━━━ GIVEN ENTRIES ━━━

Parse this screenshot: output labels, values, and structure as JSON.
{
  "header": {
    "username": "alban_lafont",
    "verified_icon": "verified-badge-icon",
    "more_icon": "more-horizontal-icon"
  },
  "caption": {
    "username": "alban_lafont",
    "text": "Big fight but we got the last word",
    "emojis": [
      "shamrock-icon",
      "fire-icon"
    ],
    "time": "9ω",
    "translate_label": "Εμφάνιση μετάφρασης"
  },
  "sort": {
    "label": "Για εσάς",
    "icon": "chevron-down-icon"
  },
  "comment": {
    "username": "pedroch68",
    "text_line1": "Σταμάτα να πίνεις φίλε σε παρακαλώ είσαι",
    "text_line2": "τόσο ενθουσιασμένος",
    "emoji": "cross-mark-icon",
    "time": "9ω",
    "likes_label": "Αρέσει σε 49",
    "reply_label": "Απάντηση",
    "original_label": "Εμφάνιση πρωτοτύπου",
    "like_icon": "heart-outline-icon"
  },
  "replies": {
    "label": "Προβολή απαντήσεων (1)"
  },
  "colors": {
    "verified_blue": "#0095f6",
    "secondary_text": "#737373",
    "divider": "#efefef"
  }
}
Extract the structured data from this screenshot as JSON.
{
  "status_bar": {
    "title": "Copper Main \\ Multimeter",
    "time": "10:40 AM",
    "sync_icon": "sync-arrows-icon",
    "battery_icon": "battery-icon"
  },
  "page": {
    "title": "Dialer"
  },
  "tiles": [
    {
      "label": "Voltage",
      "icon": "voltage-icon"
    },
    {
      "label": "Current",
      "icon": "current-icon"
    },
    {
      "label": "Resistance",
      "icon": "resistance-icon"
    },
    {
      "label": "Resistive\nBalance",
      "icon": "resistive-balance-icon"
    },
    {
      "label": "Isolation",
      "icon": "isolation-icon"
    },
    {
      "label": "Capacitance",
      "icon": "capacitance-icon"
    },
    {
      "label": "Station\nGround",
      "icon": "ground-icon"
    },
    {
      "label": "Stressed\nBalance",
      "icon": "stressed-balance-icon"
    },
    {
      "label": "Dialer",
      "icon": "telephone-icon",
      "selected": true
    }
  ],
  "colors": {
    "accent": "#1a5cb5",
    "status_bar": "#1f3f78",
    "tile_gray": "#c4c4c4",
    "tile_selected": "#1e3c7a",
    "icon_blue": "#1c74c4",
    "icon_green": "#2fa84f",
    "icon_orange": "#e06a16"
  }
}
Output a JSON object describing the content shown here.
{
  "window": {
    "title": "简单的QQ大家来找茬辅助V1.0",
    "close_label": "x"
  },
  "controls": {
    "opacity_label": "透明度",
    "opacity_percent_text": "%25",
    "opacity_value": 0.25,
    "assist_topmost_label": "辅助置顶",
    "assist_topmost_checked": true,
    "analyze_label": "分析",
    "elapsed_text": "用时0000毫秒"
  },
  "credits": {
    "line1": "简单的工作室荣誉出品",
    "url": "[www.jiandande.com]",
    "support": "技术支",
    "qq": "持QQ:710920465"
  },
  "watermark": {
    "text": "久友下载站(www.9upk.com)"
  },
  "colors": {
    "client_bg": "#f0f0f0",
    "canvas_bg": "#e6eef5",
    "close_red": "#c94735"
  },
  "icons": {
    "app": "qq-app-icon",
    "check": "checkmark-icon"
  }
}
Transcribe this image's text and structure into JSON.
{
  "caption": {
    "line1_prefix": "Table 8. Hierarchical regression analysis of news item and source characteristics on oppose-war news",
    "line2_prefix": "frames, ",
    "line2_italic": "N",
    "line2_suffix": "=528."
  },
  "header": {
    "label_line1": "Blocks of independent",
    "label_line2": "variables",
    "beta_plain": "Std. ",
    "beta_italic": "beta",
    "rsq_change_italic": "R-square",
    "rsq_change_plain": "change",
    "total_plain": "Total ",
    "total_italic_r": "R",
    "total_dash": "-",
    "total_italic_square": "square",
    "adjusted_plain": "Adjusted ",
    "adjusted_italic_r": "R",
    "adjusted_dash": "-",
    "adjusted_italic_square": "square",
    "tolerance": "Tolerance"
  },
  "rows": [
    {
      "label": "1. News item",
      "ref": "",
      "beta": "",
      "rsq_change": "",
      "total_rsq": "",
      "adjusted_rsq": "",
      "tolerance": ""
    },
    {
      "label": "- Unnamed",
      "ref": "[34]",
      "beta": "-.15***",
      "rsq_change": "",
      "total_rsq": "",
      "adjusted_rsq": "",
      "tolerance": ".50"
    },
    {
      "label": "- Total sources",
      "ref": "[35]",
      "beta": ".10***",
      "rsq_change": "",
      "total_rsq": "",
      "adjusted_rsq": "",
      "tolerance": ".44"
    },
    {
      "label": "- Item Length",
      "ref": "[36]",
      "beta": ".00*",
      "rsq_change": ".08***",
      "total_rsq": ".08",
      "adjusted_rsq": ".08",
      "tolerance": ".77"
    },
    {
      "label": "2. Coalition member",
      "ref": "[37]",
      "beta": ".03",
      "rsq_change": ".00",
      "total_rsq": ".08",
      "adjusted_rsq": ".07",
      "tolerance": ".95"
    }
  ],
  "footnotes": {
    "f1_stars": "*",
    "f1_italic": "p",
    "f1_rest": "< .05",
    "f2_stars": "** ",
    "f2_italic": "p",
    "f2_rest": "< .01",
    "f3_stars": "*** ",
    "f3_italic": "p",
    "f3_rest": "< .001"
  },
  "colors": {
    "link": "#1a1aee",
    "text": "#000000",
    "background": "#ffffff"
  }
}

━━━

### WORK TO DO:
Repeat the material in full, exactly as it stands.

### RIGHT ANSWER:
Parse this screenshot: output labels, values, and structure as JSON.
{
  "header": {
    "username": "alban_lafont",
    "verified_icon": "verified-badge-icon",
    "more_icon": "more-horizontal-icon"
  },
  "caption": {
    "username": "alban_lafont",
    "text": "Big fight but we got the last word",
    "emojis": [
      "shamrock-icon",
      "fire-icon"
    ],
    "time": "9ω",
    "translate_label": "Εμφάνιση μετάφρασης"
  },
  "sort": {
    "label": "Για εσάς",
    "icon": "chevron-down-icon"
  },
  "comment": {
    "username": "pedroch68",
    "text_line1": "Σταμάτα να πίνεις φίλε σε παρακαλώ είσαι",
    "text_line2": "τόσο ενθουσιασμένος",
    "emoji": "cross-mark-icon",
    "time": "9ω",
    "likes_label": "Αρέσει σε 49",
    "reply_label": "Απάντηση",
    "original_label": "Εμφάνιση πρωτοτύπου",
    "like_icon": "heart-outline-icon"
  },
  "replies": {
    "label": "Προβολή απαντήσεων (1)"
  },
  "colors": {
    "verified_blue": "#0095f6",
    "secondary_text": "#737373",
    "divider": "#efefef"
  }
}
Extract the structured data from this screenshot as JSON.
{
  "status_bar": {
    "title": "Copper Main \\ Multimeter",
    "time": "10:40 AM",
    "sync_icon": "sync-arrows-icon",
    "battery_icon": "battery-icon"
  },
  "page": {
    "title": "Dialer"
  },
  "tiles": [
    {
      "label": "Voltage",
      "icon": "voltage-icon"
    },
    {
      "label": "Current",
      "icon": "current-icon"
    },
    {
      "label": "Resistance",
      "icon": "resistance-icon"
    },
    {
      "label": "Resistive\nBalance",
      "icon": "resistive-balance-icon"
    },
    {
      "label": "Isolation",
      "icon": "isolation-icon"
    },
    {
      "label": "Capacitance",
      "icon": "capacitance-icon"
    },
    {
      "label": "Station\nGround",
      "icon": "ground-icon"
    },
    {
      "label": "Stressed\nBalance",
      "icon": "stressed-balance-icon"
    },
    {
      "label": "Dialer",
      "icon": "telephone-icon",
      "selected": true
    }
  ],
  "colors": {
    "accent": "#1a5cb5",
    "status_bar": "#1f3f78",
    "tile_gray": "#c4c4c4",
    "tile_selected": "#1e3c7a",
    "icon_blue": "#1c74c4",
    "icon_green": "#2fa84f",
    "icon_orange": "#e06a16"
  }
}
Output a JSON object describing the content shown here.
{
  "window": {
    "title": "简单的QQ大家来找茬辅助V1.0",
    "close_label": "x"
  },
  "controls": {
    "opacity_label": "透明度",
    "opacity_percent_text": "%25",
    "opacity_value": 0.25,
    "assist_topmost_label": "辅助置顶",
    "assist_topmost_checked": true,
    "analyze_label": "分析",
    "elapsed_text": "用时0000毫秒"
  },
  "credits": {
    "line1": "简单的工作室荣誉出品",
    "url": "[www.jiandande.com]",
    "support": "技术支",
    "qq": "持QQ:710920465"
  },
  "watermark": {
    "text": "久友下载站(www.9upk.com)"
  },
  "colors": {
    "client_bg": "#f0f0f0",
    "canvas_bg": "#e6eef5",
    "close_red": "#c94735"
  },
  "icons": {
    "app": "qq-app-icon",
    "check": "checkmark-icon"
  }
}
Transcribe this image's text and structure into JSON.
{
  "caption": {
    "line1_prefix": "Table 8. Hierarchical regression analysis of news item and source characteristics on oppose-war news",
    "line2_prefix": "frames, ",
    "line2_italic": "N",
    "line2_suffix": "=528."
  },
  "header": {
    "label_line1": "Blocks of independent",
    "label_line2": "variables",
    "beta_plain": "Std. ",
    "beta_italic": "beta",
    "rsq_change_italic": "R-square",
    "rsq_change_plain": "change",
    "total_plain": "Total ",
    "total_italic_r": "R",
    "total_dash": "-",
    "total_italic_square": "square",
    "adjusted_plain": "Adjusted ",
    "adjusted_italic_r": "R",
    "adjusted_dash": "-",
    "adjusted_italic_square": "square",
    "tolerance": "Tolerance"
  },
  "rows": [
    {
      "label": "1. News item",
      "ref": "",
      "beta": "",
      "rsq_change": "",
      "total_rsq": "",
      "adjusted_rsq": "",
      "tolerance": ""
    },
    {
      "label": "- Unnamed",
      "ref": "[34]",
      "beta": "-.15***",
      "rsq_change": "",
      "total_rsq": "",
      "adjusted_rsq": "",
      "tolerance": ".50"
    },
    {
      "label": "- Total sources",
      "ref": "[35]",
      "beta": ".10***",
      "rsq_change": "",
      "total_rsq": "",
      "adjusted_rsq": "",
      "tolerance": ".44"
    },
    {
      "label": "- Item Length",
      "ref": "[36]",
      "beta": ".00*",
      "rsq_change": ".08***",
      "total_rsq": ".08",
      "adjusted_rsq": ".08",
      "tolerance": ".77"
    },
    {
      "label": "2. Coalition member",
      "ref": "[37]",
      "beta": ".03",
      "rsq_change": ".00",
      "total_rsq": ".08",
      "adjusted_rsq": ".07",
      "tolerance": ".95"
    }
  ],
  "footnotes": {
    "f1_stars": "*",
    "f1_italic": "p",
    "f1_rest": "< .05",
    "f2_stars": "** ",
    "f2_italic": "p",
    "f2_rest": "< .01",
    "f3_stars": "*** ",
    "f3_italic": "p",
    "f3_rest": "< .001"
  },
  "colors": {
    "link": "#1a1aee",
    "text": "#000000",
    "background": "#ffffff"
  }
}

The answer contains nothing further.